═══ RECORD EXTRACTS ═══
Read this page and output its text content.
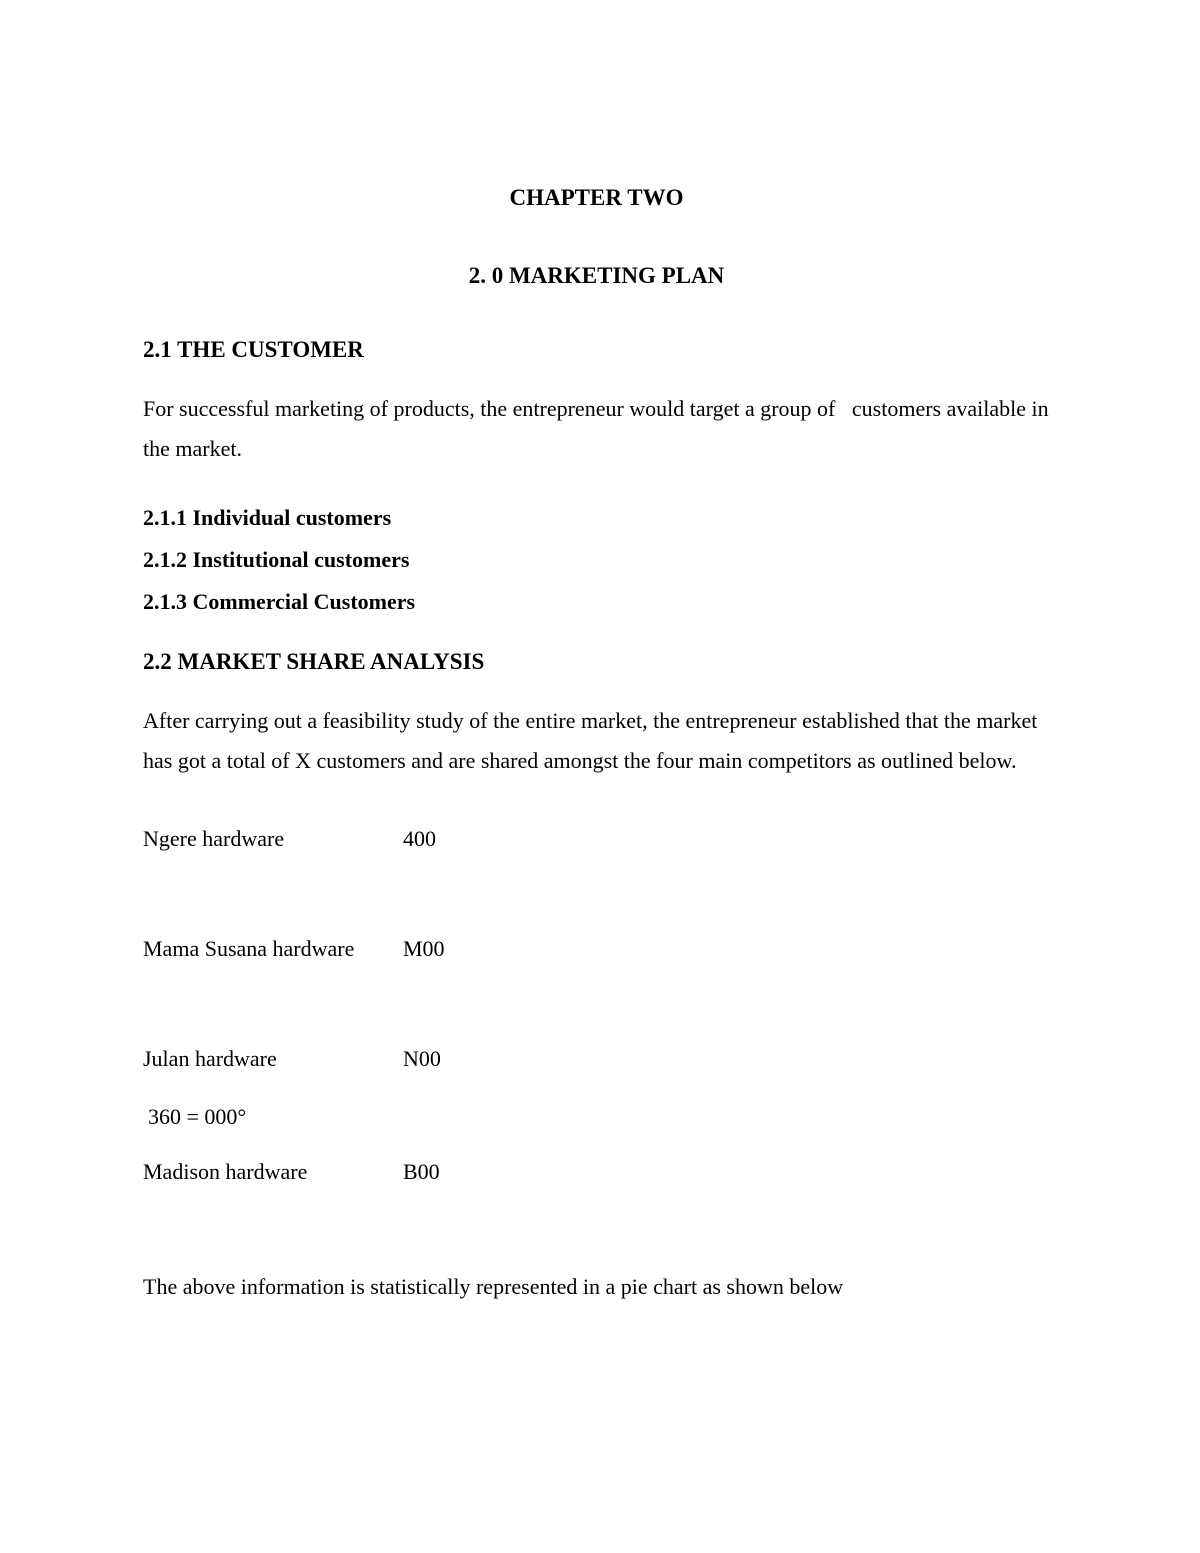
CHAPTER TWO
2. 0 MARKETING PLAN
2.1 THE CUSTOMER

For successful marketing of products, the entrepreneur would target a group of   customers available in the market.

2.1.1 Individual customers
2.1.2 Institutional customers
2.1.3 Commercial Customers
2.2 MARKET SHARE ANALYSIS

After carrying out a feasibility study of the entire market, the entrepreneur established that the market has got a total of X customers and are shared amongst the four main competitors as outlined below.

Ngere hardware	400
Mama Susana hardware	M00
Julan hardware	N00

360 = 000°

Madison hardware	B00

The above information is statistically represented in a pie chart as shown below
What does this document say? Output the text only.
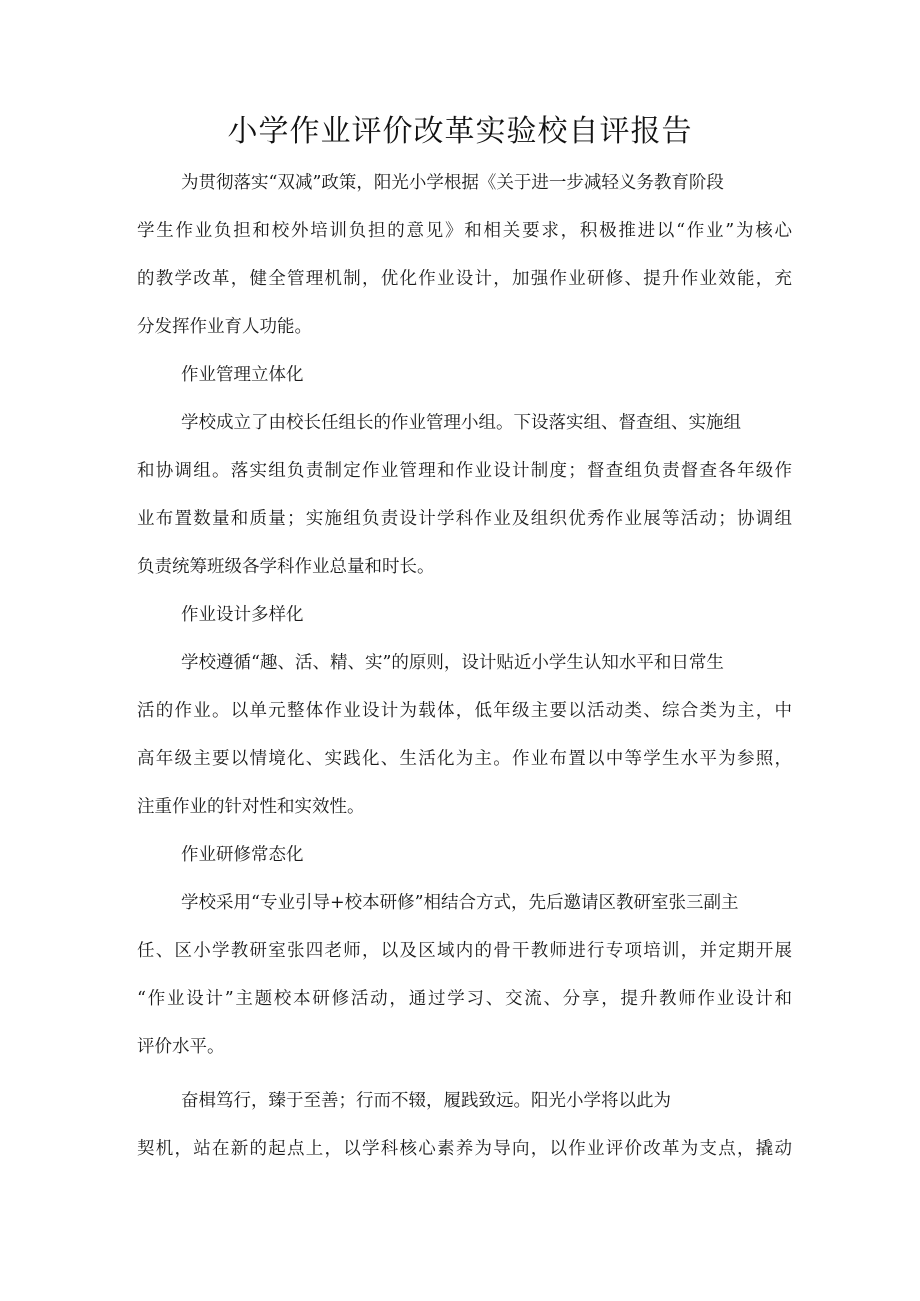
小学作业评价改革实验校自评报告

为贯彻落实“双减”政策，阳光小学根据《关于进一步减轻义务教育阶段

学生作业负担和校外培训负担的意见》和相关要求，积极推进以“作业”为核心

的教学改革，健全管理机制，优化作业设计，加强作业研修、提升作业效能，充

分发挥作业育人功能。

作业管理立体化

学校成立了由校长任组长的作业管理小组。下设落实组、督查组、实施组

和协调组。落实组负责制定作业管理和作业设计制度；督查组负责督查各年级作

业布置数量和质量；实施组负责设计学科作业及组织优秀作业展等活动；协调组

负责统筹班级各学科作业总量和时长。

作业设计多样化

学校遵循“趣、活、精、实”的原则，设计贴近小学生认知水平和日常生

活的作业。以单元整体作业设计为载体，低年级主要以活动类、综合类为主，中

高年级主要以情境化、实践化、生活化为主。作业布置以中等学生水平为参照，

注重作业的针对性和实效性。

作业研修常态化

学校采用“专业引导+校本研修”相结合方式，先后邀请区教研室张三副主

任、区小学教研室张四老师，以及区域内的骨干教师进行专项培训，并定期开展

“作业设计”主题校本研修活动，通过学习、交流、分享，提升教师作业设计和

评价水平。

奋楫笃行，臻于至善；行而不辍，履践致远。阳光小学将以此为

契机，站在新的起点上，以学科核心素养为导向，以作业评价改革为支点，撬动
═══
▸ YOUR GOAL: Copy each line exactly, and leave the pictures out of your copy.

▸ RESPONSE TO THE EXERCISE:
Read this page and output its text content.
CHAPTER TWO
2. 0 MARKETING PLAN
2.1 THE CUSTOMER

For successful marketing of products, the entrepreneur would target a group of   customers available in the market.

2.1.1 Individual customers
2.1.2 Institutional customers
2.1.3 Commercial Customers
2.2 MARKET SHARE ANALYSIS

After carrying out a feasibility study of the entire market, the entrepreneur established that the market has got a total of X customers and are shared amongst the four main competitors as outlined below.

Ngere hardware	400
Mama Susana hardware	M00
Julan hardware	N00

360 = 000°

Madison hardware	B00

The above information is statistically represented in a pie chart as shown below
What does this document say? Output the text only.
小学作业评价改革实验校自评报告

为贯彻落实“双减”政策，阳光小学根据《关于进一步减轻义务教育阶段

学生作业负担和校外培训负担的意见》和相关要求，积极推进以“作业”为核心

的教学改革，健全管理机制，优化作业设计，加强作业研修、提升作业效能，充

分发挥作业育人功能。

作业管理立体化

学校成立了由校长任组长的作业管理小组。下设落实组、督查组、实施组

和协调组。落实组负责制定作业管理和作业设计制度；督查组负责督查各年级作

业布置数量和质量；实施组负责设计学科作业及组织优秀作业展等活动；协调组

负责统筹班级各学科作业总量和时长。

作业设计多样化

学校遵循“趣、活、精、实”的原则，设计贴近小学生认知水平和日常生

活的作业。以单元整体作业设计为载体，低年级主要以活动类、综合类为主，中

高年级主要以情境化、实践化、生活化为主。作业布置以中等学生水平为参照，

注重作业的针对性和实效性。

作业研修常态化

学校采用“专业引导+校本研修”相结合方式，先后邀请区教研室张三副主

任、区小学教研室张四老师，以及区域内的骨干教师进行专项培训，并定期开展

“作业设计”主题校本研修活动，通过学习、交流、分享，提升教师作业设计和

评价水平。

奋楫笃行，臻于至善；行而不辍，履践致远。阳光小学将以此为

契机，站在新的起点上，以学科核心素养为导向，以作业评价改革为支点，撬动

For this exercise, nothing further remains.